• [WORK TO DO] Report the count of lines containing the word "this" in the entries below, and nothing more.

• [MATERIAL SHOWN]
%%
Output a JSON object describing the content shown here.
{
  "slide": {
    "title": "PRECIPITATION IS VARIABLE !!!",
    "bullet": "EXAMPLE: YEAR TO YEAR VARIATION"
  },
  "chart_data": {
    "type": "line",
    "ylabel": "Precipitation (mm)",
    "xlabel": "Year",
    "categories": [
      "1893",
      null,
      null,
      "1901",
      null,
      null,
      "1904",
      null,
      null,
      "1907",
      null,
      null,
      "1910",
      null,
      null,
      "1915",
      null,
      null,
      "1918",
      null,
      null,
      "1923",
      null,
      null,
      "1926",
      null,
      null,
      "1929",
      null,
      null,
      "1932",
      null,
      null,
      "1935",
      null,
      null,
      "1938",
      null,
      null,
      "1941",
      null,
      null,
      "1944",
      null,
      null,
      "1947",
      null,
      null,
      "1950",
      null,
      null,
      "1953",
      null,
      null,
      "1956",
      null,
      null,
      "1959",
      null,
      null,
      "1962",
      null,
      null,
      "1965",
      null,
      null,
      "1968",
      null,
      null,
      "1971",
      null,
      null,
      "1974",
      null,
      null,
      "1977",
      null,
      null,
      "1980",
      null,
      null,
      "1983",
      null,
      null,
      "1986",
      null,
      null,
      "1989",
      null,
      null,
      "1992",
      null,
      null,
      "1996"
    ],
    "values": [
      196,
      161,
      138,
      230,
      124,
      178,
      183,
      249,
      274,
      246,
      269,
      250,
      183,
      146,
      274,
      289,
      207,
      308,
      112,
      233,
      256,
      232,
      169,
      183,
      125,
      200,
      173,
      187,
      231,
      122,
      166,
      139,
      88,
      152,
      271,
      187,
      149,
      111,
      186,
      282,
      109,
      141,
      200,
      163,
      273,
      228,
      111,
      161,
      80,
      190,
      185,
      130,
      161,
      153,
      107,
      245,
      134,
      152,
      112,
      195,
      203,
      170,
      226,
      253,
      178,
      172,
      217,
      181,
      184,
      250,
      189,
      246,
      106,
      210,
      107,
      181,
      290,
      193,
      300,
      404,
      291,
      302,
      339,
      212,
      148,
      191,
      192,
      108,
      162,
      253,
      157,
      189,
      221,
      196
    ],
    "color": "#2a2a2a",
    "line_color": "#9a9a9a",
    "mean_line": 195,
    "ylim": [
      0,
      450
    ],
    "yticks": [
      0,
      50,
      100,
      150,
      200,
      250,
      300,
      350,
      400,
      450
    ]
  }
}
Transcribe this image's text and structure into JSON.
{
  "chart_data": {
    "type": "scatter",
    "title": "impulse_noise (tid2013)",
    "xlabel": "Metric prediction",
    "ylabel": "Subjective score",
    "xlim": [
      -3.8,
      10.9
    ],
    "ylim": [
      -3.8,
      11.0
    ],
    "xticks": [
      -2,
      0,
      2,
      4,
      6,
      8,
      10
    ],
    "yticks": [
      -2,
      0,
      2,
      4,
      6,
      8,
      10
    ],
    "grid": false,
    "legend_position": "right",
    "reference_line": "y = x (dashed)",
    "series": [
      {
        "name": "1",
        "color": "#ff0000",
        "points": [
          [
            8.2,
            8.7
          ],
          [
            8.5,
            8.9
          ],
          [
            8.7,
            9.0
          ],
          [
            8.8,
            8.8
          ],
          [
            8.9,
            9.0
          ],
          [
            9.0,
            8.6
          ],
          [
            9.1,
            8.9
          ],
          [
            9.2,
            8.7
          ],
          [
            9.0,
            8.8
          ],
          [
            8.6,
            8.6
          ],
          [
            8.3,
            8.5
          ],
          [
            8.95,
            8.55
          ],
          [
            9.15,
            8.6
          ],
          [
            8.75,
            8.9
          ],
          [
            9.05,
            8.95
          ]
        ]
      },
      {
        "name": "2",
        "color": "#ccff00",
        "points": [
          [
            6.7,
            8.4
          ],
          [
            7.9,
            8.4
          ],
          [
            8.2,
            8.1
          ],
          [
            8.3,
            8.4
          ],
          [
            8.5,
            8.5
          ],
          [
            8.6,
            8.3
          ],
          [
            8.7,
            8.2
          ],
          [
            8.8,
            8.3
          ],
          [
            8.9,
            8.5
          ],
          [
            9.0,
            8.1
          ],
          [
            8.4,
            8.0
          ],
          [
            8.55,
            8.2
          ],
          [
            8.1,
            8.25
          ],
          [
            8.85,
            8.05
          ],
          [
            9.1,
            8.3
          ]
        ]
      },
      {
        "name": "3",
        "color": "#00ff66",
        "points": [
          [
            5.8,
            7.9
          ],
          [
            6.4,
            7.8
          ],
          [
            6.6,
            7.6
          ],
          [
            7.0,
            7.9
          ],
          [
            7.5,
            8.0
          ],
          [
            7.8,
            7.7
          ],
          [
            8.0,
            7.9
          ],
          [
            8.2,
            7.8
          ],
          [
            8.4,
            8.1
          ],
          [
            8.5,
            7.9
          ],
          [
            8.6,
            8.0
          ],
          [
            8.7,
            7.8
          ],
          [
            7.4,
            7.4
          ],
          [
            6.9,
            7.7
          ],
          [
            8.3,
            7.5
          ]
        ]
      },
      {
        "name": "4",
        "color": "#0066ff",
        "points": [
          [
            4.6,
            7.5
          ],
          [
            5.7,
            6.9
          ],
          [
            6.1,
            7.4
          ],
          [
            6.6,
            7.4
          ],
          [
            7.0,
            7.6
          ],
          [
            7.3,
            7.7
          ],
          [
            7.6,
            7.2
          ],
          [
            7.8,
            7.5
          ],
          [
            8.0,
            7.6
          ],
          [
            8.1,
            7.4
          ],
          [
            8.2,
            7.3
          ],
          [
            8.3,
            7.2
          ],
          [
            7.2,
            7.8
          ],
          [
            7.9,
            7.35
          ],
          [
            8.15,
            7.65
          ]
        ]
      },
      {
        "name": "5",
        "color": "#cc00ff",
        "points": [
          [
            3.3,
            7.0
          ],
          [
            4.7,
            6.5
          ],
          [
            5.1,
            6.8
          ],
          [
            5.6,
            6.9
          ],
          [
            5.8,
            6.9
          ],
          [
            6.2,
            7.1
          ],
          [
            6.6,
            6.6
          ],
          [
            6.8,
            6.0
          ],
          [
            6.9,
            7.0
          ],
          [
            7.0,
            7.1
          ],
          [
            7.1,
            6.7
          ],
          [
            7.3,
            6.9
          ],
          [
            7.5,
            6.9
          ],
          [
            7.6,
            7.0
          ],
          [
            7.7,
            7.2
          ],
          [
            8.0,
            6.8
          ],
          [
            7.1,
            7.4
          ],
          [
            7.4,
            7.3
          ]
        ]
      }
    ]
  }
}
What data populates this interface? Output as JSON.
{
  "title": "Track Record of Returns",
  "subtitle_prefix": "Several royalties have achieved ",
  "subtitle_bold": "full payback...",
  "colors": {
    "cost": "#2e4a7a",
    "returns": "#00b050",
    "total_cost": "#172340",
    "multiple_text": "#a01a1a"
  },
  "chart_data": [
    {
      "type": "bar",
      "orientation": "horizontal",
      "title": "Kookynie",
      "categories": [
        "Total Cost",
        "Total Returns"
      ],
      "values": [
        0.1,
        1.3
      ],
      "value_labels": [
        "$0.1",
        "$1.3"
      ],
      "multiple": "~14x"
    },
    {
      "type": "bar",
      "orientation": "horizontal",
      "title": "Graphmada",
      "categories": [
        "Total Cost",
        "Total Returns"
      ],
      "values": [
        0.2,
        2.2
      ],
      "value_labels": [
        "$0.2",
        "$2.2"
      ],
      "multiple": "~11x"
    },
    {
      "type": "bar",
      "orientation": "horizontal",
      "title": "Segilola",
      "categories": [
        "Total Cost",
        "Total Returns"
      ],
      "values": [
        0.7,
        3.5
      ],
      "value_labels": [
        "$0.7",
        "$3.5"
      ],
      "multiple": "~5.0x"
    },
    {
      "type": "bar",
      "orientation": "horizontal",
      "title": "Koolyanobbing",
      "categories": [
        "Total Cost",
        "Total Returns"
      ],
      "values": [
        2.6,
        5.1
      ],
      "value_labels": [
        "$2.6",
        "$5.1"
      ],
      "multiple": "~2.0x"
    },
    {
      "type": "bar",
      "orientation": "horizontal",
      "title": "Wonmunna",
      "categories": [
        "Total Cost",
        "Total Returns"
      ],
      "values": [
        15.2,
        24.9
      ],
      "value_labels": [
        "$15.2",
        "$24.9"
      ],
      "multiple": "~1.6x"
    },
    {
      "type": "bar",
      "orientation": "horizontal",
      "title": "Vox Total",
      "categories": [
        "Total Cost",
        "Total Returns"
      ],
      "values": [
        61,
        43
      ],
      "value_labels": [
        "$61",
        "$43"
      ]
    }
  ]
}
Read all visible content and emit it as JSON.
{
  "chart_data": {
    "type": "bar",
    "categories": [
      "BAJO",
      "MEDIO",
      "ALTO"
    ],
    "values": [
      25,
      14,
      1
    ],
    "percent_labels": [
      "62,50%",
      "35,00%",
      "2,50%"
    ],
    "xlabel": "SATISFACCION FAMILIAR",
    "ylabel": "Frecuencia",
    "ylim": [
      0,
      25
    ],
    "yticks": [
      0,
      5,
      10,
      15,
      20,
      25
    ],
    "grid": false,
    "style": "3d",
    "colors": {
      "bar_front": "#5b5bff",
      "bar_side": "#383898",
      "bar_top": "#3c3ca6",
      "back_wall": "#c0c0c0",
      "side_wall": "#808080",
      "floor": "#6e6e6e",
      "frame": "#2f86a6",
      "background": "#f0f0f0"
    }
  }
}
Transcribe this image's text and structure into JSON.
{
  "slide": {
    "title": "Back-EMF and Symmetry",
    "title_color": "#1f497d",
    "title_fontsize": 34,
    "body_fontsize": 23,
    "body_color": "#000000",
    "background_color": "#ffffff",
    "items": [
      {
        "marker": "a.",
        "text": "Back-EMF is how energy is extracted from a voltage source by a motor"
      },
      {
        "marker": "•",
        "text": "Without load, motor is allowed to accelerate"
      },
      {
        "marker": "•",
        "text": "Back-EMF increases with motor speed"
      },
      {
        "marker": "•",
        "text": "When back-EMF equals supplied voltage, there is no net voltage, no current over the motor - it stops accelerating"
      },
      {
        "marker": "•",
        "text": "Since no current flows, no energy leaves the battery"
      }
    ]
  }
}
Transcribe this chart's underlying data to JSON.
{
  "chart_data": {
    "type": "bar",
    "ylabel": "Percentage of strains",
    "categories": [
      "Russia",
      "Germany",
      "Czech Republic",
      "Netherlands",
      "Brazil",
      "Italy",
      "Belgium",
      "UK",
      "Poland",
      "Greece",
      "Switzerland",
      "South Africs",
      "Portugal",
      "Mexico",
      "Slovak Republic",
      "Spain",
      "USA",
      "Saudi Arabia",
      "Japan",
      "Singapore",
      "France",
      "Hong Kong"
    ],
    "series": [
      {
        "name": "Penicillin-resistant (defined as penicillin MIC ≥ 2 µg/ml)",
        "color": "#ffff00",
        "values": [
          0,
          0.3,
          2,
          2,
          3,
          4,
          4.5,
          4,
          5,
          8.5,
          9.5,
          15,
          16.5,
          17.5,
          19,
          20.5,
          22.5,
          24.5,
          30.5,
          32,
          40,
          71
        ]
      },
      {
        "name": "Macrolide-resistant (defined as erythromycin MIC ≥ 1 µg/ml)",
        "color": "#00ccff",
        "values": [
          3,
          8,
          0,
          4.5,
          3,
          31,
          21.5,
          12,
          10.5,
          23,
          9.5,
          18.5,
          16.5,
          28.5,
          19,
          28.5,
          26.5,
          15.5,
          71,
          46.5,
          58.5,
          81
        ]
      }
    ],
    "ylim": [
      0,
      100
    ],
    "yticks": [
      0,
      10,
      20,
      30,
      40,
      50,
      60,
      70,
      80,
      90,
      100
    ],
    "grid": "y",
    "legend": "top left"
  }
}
%%
• [OUTPUT] 4